**PROMPT:** Skip all pictures, then print the remaining material exactly.

[Data listing]
* Begin *
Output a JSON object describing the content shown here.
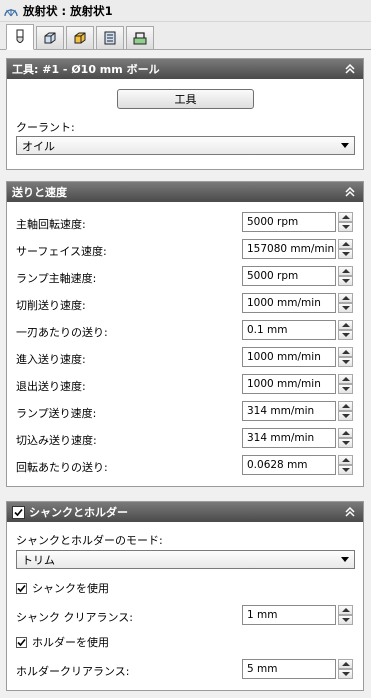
{
  "title": "放射状 : 放射状1",
  "tabs": [
    {
      "icon": "tool-icon",
      "active": true
    },
    {
      "icon": "geometry-icon",
      "active": false
    },
    {
      "icon": "heights-icon",
      "active": false
    },
    {
      "icon": "passes-icon",
      "active": false
    },
    {
      "icon": "linking-icon",
      "active": false
    }
  ],
  "tool_panel": {
    "header": "工具: #1 - Ø10 mm ボール",
    "tool_button": "工具",
    "coolant_label": "クーラント:",
    "coolant_value": "オイル"
  },
  "feed_panel": {
    "header": "送りと速度",
    "rows": [
      {
        "label": "主軸回転速度:",
        "value": "5000 rpm"
      },
      {
        "label": "サーフェイス速度:",
        "value": "157080 mm/min"
      },
      {
        "label": "ランプ主軸速度:",
        "value": "5000 rpm"
      },
      {
        "label": "切削送り速度:",
        "value": "1000 mm/min"
      },
      {
        "label": "一刃あたりの送り:",
        "value": "0.1 mm"
      },
      {
        "label": "進入送り速度:",
        "value": "1000 mm/min"
      },
      {
        "label": "退出送り速度:",
        "value": "1000 mm/min"
      },
      {
        "label": "ランプ送り速度:",
        "value": "314 mm/min"
      },
      {
        "label": "切込み送り速度:",
        "value": "314 mm/min"
      },
      {
        "label": "回転あたりの送り:",
        "value": "0.0628 mm"
      }
    ]
  },
  "shank_panel": {
    "header": "シャンクとホルダー",
    "checked": true,
    "mode_label": "シャンクとホルダーのモード:",
    "mode_value": "トリム",
    "use_shank_label": "シャンクを使用",
    "use_shank": true,
    "shank_clearance_label": "シャンク クリアランス:",
    "shank_clearance_value": "1 mm",
    "use_holder_label": "ホルダーを使用",
    "use_holder": true,
    "holder_clearance_label": "ホルダークリアランス:",
    "holder_clearance_value": "5 mm"
  },
  "colors": {
    "header_bg": "#5a5a5a",
    "panel_bg": "#ffffff",
    "page_bg": "#f0f0f0"
  }
}
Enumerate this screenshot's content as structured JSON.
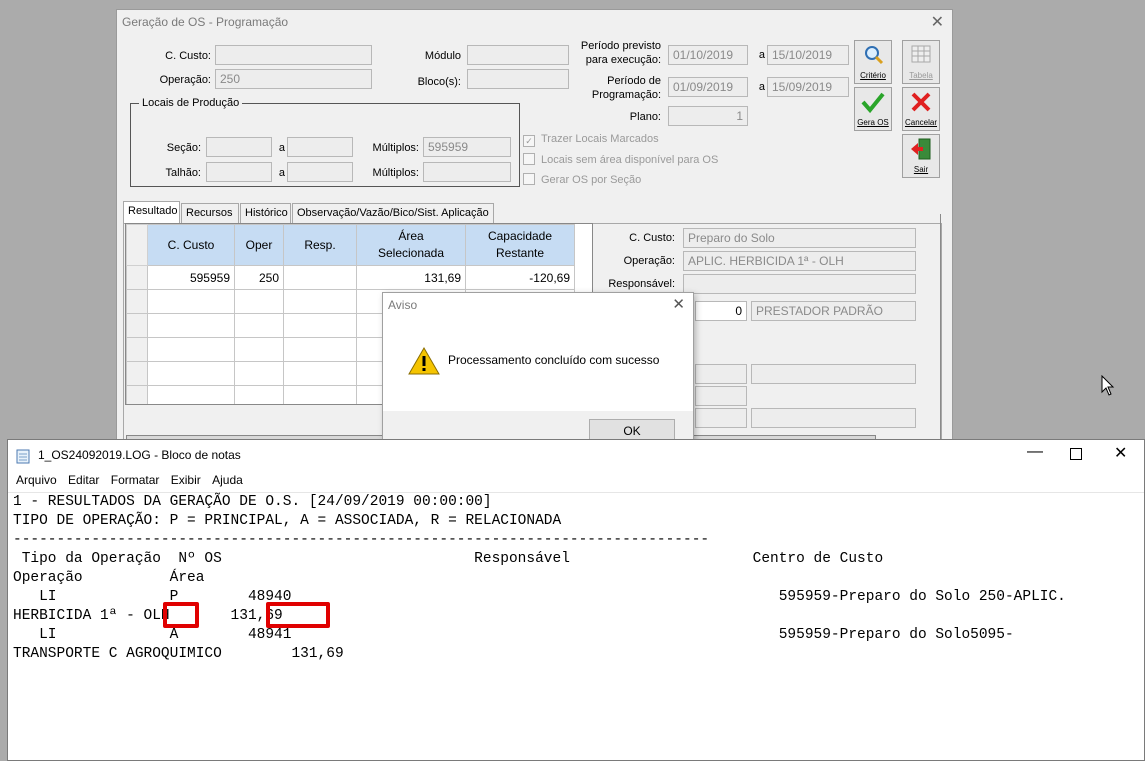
{
  "main_window": {
    "title": "Geração de OS - Programação",
    "labels": {
      "c_custo": "C. Custo:",
      "operacao": "Operação:",
      "modulo": "Módulo",
      "blocos": "Bloco(s):",
      "periodo_previsto": "Período previsto\npara execução:",
      "periodo_programacao": "Período de\nProgramação:",
      "a": "a",
      "plano": "Plano:",
      "locais_producao": "Locais de Produção",
      "secao": "Seção:",
      "talhao": "Talhão:",
      "multiplos": "Múltiplos:"
    },
    "fields": {
      "c_custo": "",
      "operacao": "250",
      "modulo": "",
      "blocos": "",
      "periodo_previsto_de": "01/10/2019",
      "periodo_previsto_ate": "15/10/2019",
      "periodo_prog_de": "01/09/2019",
      "periodo_prog_ate": "15/09/2019",
      "plano": "1",
      "secao_de": "",
      "secao_ate": "",
      "talhao_de": "",
      "talhao_ate": "",
      "multiplos_1": "595959",
      "multiplos_2": ""
    },
    "buttons": {
      "criterio": "Critério",
      "tabela": "Tabela",
      "gera_os": "Gera OS",
      "cancelar": "Cancelar",
      "sair": "Sair"
    },
    "checkboxes": [
      {
        "label": "Trazer Locais Marcados",
        "checked": true
      },
      {
        "label": "Locais sem área disponível para OS",
        "checked": false
      },
      {
        "label": "Gerar OS por Seção",
        "checked": false
      }
    ],
    "tabs": [
      "Resultado",
      "Recursos",
      "Histórico",
      "Observação/Vazão/Bico/Sist. Aplicação"
    ],
    "grid": {
      "headers": [
        "C. Custo",
        "Oper",
        "Resp.",
        "Área\nSelecionada",
        "Capacidade\nRestante"
      ],
      "rows": [
        [
          "595959",
          "250",
          "",
          "131,69",
          "-120,69"
        ]
      ]
    },
    "detail": {
      "c_custo_label": "C. Custo:",
      "c_custo": "Preparo do Solo",
      "operacao_label": "Operação:",
      "operacao": "APLIC. HERBICIDA 1ª - OLH",
      "responsavel_label": "Responsável:",
      "responsavel": "",
      "prestador_code": "0",
      "prestador_name": "PRESTADOR PADRÃO"
    }
  },
  "dialog": {
    "title": "Aviso",
    "message": "Processamento concluído com sucesso",
    "ok": "OK"
  },
  "notepad": {
    "title": "1_OS24092019.LOG - Bloco de notas",
    "menu": [
      "Arquivo",
      "Editar",
      "Formatar",
      "Exibir",
      "Ajuda"
    ],
    "lines": [
      "1 - RESULTADOS DA GERAÇÃO DE O.S. [24/09/2019 00:00:00]",
      "TIPO DE OPERAÇÃO: P = PRINCIPAL, A = ASSOCIADA, R = RELACIONADA",
      "",
      "--------------------------------------------------------------------------------",
      " Tipo da Operação  Nº OS                             Responsável                     Centro de Custo",
      "Operação          Área",
      "   LI             P        48940                                                        595959-Preparo do Solo 250-APLIC.",
      "HERBICIDA 1ª - OLH       131,69",
      "   LI             A        48941                                                        595959-Preparo do Solo5095-",
      "TRANSPORTE C AGROQUIMICO        131,69"
    ]
  }
}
* End *
**EXERCISE RESULT:**
Output a JSON object describing the content shown here.
{
  "title": "放射状 : 放射状1",
  "tabs": [
    {
      "icon": "tool-icon",
      "active": true
    },
    {
      "icon": "geometry-icon",
      "active": false
    },
    {
      "icon": "heights-icon",
      "active": false
    },
    {
      "icon": "passes-icon",
      "active": false
    },
    {
      "icon": "linking-icon",
      "active": false
    }
  ],
  "tool_panel": {
    "header": "工具: #1 - Ø10 mm ボール",
    "tool_button": "工具",
    "coolant_label": "クーラント:",
    "coolant_value": "オイル"
  },
  "feed_panel": {
    "header": "送りと速度",
    "rows": [
      {
        "label": "主軸回転速度:",
        "value": "5000 rpm"
      },
      {
        "label": "サーフェイス速度:",
        "value": "157080 mm/min"
      },
      {
        "label": "ランプ主軸速度:",
        "value": "5000 rpm"
      },
      {
        "label": "切削送り速度:",
        "value": "1000 mm/min"
      },
      {
        "label": "一刃あたりの送り:",
        "value": "0.1 mm"
      },
      {
        "label": "進入送り速度:",
        "value": "1000 mm/min"
      },
      {
        "label": "退出送り速度:",
        "value": "1000 mm/min"
      },
      {
        "label": "ランプ送り速度:",
        "value": "314 mm/min"
      },
      {
        "label": "切込み送り速度:",
        "value": "314 mm/min"
      },
      {
        "label": "回転あたりの送り:",
        "value": "0.0628 mm"
      }
    ]
  },
  "shank_panel": {
    "header": "シャンクとホルダー",
    "checked": true,
    "mode_label": "シャンクとホルダーのモード:",
    "mode_value": "トリム",
    "use_shank_label": "シャンクを使用",
    "use_shank": true,
    "shank_clearance_label": "シャンク クリアランス:",
    "shank_clearance_value": "1 mm",
    "use_holder_label": "ホルダーを使用",
    "use_holder": true,
    "holder_clearance_label": "ホルダークリアランス:",
    "holder_clearance_value": "5 mm"
  },
  "colors": {
    "header_bg": "#5a5a5a",
    "panel_bg": "#ffffff",
    "page_bg": "#f0f0f0"
  }
}
Enumerate this screenshot's content as structured JSON.
{
  "main_window": {
    "title": "Geração de OS - Programação",
    "labels": {
      "c_custo": "C. Custo:",
      "operacao": "Operação:",
      "modulo": "Módulo",
      "blocos": "Bloco(s):",
      "periodo_previsto": "Período previsto\npara execução:",
      "periodo_programacao": "Período de\nProgramação:",
      "a": "a",
      "plano": "Plano:",
      "locais_producao": "Locais de Produção",
      "secao": "Seção:",
      "talhao": "Talhão:",
      "multiplos": "Múltiplos:"
    },
    "fields": {
      "c_custo": "",
      "operacao": "250",
      "modulo": "",
      "blocos": "",
      "periodo_previsto_de": "01/10/2019",
      "periodo_previsto_ate": "15/10/2019",
      "periodo_prog_de": "01/09/2019",
      "periodo_prog_ate": "15/09/2019",
      "plano": "1",
      "secao_de": "",
      "secao_ate": "",
      "talhao_de": "",
      "talhao_ate": "",
      "multiplos_1": "595959",
      "multiplos_2": ""
    },
    "buttons": {
      "criterio": "Critério",
      "tabela": "Tabela",
      "gera_os": "Gera OS",
      "cancelar": "Cancelar",
      "sair": "Sair"
    },
    "checkboxes": [
      {
        "label": "Trazer Locais Marcados",
        "checked": true
      },
      {
        "label": "Locais sem área disponível para OS",
        "checked": false
      },
      {
        "label": "Gerar OS por Seção",
        "checked": false
      }
    ],
    "tabs": [
      "Resultado",
      "Recursos",
      "Histórico",
      "Observação/Vazão/Bico/Sist. Aplicação"
    ],
    "grid": {
      "headers": [
        "C. Custo",
        "Oper",
        "Resp.",
        "Área\nSelecionada",
        "Capacidade\nRestante"
      ],
      "rows": [
        [
          "595959",
          "250",
          "",
          "131,69",
          "-120,69"
        ]
      ]
    },
    "detail": {
      "c_custo_label": "C. Custo:",
      "c_custo": "Preparo do Solo",
      "operacao_label": "Operação:",
      "operacao": "APLIC. HERBICIDA 1ª - OLH",
      "responsavel_label": "Responsável:",
      "responsavel": "",
      "prestador_code": "0",
      "prestador_name": "PRESTADOR PADRÃO"
    }
  },
  "dialog": {
    "title": "Aviso",
    "message": "Processamento concluído com sucesso",
    "ok": "OK"
  },
  "notepad": {
    "title": "1_OS24092019.LOG - Bloco de notas",
    "menu": [
      "Arquivo",
      "Editar",
      "Formatar",
      "Exibir",
      "Ajuda"
    ],
    "lines": [
      "1 - RESULTADOS DA GERAÇÃO DE O.S. [24/09/2019 00:00:00]",
      "TIPO DE OPERAÇÃO: P = PRINCIPAL, A = ASSOCIADA, R = RELACIONADA",
      "",
      "--------------------------------------------------------------------------------",
      " Tipo da Operação  Nº OS                             Responsável                     Centro de Custo",
      "Operação          Área",
      "   LI             P        48940                                                        595959-Preparo do Solo 250-APLIC.",
      "HERBICIDA 1ª - OLH       131,69",
      "   LI             A        48941                                                        595959-Preparo do Solo5095-",
      "TRANSPORTE C AGROQUIMICO        131,69"
    ]
  }
}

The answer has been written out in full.